• **Task material**
* * *

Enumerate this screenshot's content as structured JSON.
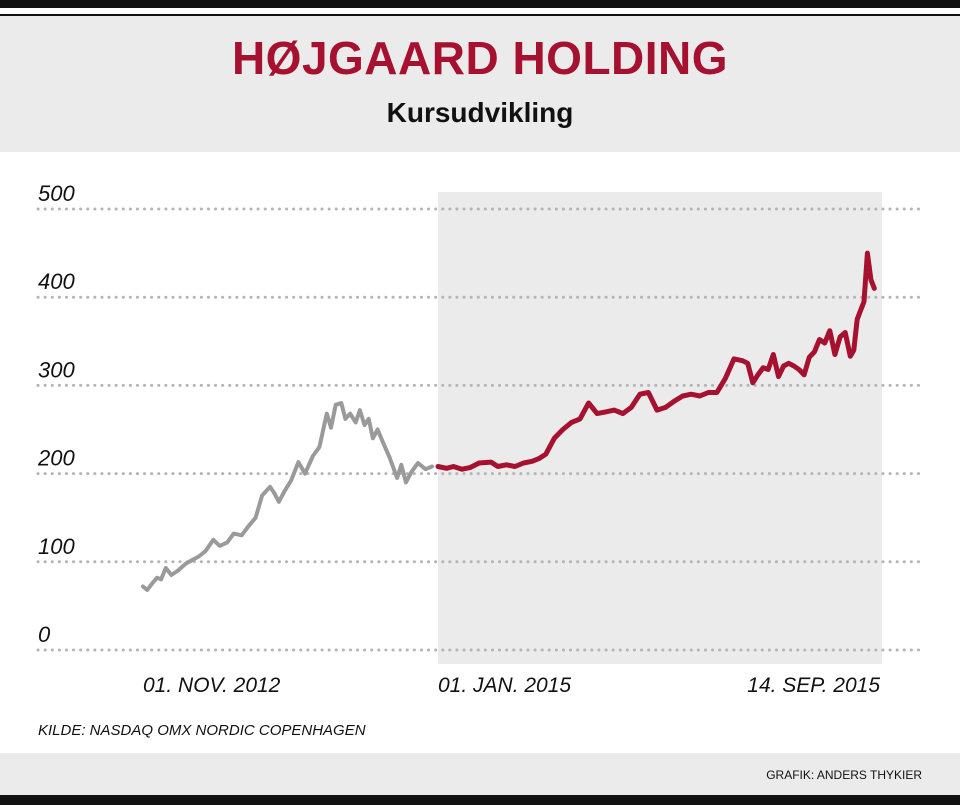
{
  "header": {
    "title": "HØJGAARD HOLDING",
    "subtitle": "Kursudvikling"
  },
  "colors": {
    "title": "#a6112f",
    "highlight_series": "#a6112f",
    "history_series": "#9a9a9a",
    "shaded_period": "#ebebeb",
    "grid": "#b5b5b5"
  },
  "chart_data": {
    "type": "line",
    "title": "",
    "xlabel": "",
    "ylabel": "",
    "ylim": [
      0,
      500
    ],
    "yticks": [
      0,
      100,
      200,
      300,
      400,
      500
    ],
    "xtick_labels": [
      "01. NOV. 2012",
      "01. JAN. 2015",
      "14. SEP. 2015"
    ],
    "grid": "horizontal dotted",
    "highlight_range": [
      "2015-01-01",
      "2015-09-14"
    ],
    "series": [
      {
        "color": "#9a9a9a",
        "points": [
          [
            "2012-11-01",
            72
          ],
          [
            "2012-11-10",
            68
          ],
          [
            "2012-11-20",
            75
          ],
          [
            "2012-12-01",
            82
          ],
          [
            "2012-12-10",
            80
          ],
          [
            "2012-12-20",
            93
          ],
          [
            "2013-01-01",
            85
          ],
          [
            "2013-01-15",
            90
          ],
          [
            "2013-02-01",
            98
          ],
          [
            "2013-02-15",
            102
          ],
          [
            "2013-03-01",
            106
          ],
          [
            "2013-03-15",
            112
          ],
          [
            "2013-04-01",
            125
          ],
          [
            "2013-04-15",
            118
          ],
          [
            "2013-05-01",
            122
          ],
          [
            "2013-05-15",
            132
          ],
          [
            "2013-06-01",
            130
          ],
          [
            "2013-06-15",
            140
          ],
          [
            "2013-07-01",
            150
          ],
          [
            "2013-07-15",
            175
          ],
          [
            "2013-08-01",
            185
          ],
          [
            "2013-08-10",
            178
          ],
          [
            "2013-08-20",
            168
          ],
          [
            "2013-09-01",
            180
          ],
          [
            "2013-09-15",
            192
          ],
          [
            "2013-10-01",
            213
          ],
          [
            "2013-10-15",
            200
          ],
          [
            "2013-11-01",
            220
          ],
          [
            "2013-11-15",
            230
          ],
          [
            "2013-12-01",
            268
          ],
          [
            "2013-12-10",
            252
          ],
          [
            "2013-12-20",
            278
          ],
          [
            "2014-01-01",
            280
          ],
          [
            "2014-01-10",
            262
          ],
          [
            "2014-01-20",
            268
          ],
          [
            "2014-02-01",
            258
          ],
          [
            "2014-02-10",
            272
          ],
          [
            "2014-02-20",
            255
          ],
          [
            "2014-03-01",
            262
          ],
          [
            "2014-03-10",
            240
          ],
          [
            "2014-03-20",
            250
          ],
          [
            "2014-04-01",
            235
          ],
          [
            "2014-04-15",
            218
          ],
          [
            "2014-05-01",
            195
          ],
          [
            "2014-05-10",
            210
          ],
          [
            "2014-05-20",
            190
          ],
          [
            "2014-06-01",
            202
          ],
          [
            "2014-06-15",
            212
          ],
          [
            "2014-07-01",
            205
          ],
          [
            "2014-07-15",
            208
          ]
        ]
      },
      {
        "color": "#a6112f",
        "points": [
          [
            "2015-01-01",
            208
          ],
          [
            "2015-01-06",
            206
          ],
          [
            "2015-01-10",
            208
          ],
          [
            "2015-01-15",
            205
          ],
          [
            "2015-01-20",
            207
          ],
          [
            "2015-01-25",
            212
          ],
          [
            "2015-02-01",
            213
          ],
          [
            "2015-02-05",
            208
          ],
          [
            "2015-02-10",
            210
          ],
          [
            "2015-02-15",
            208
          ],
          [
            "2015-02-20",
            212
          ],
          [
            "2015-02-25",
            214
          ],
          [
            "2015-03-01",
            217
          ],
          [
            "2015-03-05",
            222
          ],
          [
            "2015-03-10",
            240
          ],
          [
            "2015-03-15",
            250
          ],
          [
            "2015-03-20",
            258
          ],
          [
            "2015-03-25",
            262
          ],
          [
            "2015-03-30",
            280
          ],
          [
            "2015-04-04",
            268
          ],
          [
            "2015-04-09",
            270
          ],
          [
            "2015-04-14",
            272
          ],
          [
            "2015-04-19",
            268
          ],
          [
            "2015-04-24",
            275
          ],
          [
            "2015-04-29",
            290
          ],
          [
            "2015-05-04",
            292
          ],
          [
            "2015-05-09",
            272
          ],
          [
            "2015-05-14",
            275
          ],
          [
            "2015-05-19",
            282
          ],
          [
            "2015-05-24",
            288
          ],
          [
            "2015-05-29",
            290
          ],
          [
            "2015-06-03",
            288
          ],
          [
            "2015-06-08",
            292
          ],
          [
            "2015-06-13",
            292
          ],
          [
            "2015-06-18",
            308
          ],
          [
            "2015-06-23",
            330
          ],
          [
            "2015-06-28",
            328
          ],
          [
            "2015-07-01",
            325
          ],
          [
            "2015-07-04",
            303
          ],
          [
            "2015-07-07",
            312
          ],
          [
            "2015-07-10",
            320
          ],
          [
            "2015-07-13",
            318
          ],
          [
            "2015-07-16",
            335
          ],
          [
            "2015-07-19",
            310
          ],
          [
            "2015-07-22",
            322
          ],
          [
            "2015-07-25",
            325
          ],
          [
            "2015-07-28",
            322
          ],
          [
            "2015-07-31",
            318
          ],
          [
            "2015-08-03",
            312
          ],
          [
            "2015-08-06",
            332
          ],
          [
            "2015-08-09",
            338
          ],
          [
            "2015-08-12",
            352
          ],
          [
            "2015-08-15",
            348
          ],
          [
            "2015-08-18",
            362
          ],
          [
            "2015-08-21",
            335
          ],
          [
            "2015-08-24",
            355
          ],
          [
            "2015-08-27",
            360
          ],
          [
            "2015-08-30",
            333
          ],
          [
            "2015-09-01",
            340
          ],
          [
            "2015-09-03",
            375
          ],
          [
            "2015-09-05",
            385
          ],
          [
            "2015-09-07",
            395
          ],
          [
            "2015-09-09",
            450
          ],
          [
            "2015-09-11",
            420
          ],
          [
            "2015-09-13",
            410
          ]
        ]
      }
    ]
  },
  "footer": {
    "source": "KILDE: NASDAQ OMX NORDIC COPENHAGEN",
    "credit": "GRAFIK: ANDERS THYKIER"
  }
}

* * *

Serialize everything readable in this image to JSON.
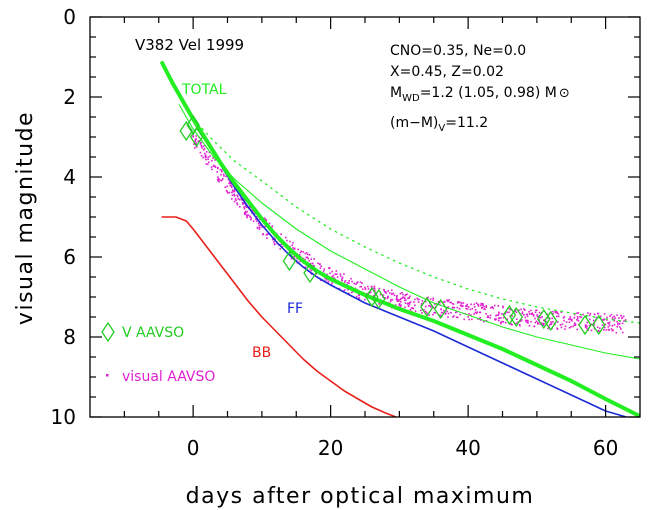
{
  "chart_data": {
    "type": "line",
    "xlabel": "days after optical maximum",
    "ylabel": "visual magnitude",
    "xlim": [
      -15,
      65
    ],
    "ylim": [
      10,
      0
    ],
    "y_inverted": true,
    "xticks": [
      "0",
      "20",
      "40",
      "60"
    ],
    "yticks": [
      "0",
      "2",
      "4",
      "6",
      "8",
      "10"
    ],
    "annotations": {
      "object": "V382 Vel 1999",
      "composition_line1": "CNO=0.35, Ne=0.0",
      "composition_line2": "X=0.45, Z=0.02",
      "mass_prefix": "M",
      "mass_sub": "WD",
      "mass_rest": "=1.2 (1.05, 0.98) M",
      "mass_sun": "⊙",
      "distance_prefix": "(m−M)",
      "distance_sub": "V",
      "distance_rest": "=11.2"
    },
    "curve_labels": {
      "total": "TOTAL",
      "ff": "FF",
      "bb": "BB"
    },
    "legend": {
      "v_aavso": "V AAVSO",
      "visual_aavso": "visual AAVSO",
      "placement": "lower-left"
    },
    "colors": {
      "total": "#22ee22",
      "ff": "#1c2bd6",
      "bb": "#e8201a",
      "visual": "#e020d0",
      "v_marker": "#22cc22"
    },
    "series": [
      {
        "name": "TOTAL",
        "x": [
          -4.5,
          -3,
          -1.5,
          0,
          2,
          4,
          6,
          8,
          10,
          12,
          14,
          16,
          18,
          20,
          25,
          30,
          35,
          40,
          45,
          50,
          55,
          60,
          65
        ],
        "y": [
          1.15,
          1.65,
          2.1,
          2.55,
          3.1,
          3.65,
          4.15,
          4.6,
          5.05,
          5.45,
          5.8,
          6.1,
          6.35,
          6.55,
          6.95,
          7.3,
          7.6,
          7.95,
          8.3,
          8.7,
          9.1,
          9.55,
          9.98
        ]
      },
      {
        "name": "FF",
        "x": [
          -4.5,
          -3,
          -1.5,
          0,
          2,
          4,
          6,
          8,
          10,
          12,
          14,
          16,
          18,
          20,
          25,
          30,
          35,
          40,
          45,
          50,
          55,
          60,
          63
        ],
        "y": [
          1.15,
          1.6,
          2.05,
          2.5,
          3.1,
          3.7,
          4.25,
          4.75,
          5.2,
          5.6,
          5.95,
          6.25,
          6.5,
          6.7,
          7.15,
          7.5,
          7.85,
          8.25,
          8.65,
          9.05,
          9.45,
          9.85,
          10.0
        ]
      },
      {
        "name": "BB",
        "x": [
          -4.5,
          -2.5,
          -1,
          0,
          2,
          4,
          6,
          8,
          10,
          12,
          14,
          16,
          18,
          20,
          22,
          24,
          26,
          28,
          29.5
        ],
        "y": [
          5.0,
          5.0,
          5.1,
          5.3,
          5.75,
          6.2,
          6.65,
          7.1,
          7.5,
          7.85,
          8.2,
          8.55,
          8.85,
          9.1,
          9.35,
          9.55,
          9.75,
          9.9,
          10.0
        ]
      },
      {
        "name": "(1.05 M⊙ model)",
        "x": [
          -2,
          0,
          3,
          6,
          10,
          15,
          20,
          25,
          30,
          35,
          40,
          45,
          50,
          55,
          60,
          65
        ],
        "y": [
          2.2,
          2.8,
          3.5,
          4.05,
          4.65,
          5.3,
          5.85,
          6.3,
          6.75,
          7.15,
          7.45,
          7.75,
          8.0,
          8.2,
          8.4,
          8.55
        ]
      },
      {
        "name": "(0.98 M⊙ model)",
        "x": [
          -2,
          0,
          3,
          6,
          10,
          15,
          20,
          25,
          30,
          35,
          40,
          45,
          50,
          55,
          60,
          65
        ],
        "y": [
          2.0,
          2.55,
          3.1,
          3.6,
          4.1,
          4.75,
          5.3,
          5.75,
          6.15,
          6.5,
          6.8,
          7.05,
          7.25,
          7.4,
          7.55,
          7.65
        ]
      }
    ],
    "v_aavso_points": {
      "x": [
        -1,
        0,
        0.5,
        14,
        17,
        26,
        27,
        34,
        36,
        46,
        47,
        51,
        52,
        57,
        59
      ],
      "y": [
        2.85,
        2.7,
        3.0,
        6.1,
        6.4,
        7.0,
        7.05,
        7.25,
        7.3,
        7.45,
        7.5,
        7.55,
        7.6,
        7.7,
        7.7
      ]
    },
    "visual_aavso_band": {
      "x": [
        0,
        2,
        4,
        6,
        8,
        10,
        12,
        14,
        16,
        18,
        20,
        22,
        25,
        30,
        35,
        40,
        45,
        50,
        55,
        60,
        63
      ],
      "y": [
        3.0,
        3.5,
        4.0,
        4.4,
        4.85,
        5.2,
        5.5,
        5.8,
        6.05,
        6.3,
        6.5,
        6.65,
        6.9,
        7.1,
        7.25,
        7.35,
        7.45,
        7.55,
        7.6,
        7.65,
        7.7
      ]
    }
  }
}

* * *

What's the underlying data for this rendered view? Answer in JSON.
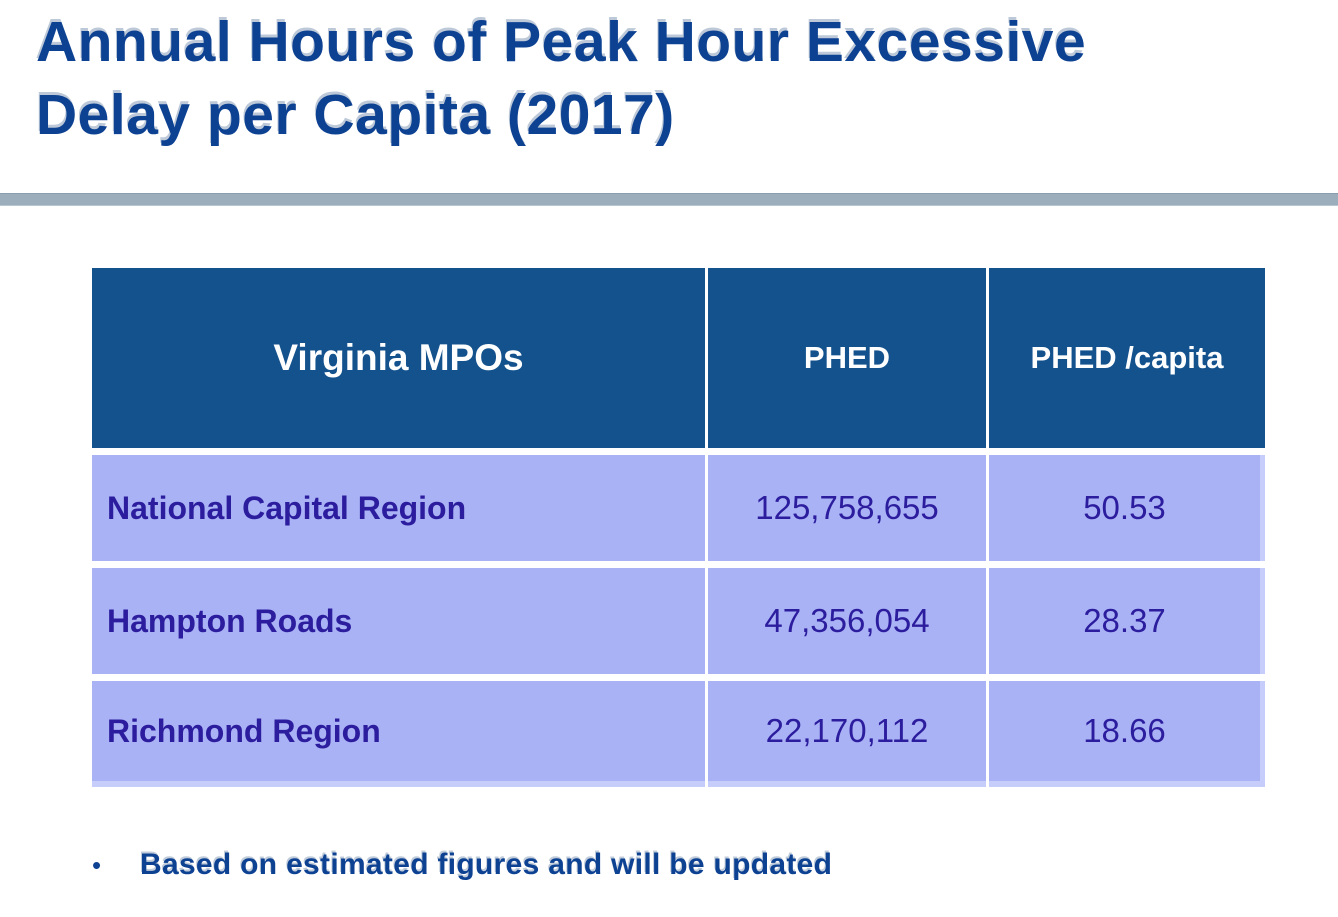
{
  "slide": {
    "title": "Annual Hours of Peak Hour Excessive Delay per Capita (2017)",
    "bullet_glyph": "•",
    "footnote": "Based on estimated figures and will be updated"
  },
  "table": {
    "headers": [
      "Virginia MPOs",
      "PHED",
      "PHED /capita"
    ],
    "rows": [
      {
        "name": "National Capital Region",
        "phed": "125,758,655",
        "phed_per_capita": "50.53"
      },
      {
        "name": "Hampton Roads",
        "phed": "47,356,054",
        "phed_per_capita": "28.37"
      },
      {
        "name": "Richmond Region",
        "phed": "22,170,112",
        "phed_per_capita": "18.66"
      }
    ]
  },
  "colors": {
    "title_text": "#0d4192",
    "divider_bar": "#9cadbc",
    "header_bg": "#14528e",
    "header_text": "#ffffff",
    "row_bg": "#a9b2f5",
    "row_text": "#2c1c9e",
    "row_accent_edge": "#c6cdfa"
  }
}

* * *

• **Problem description**
Return every line containing "JSON".

• **Written response**
Enumerate this screenshot's content as structured JSON.
Serialize everything readable in this image to JSON.
What's the underlying data for this rendered view? Answer in JSON.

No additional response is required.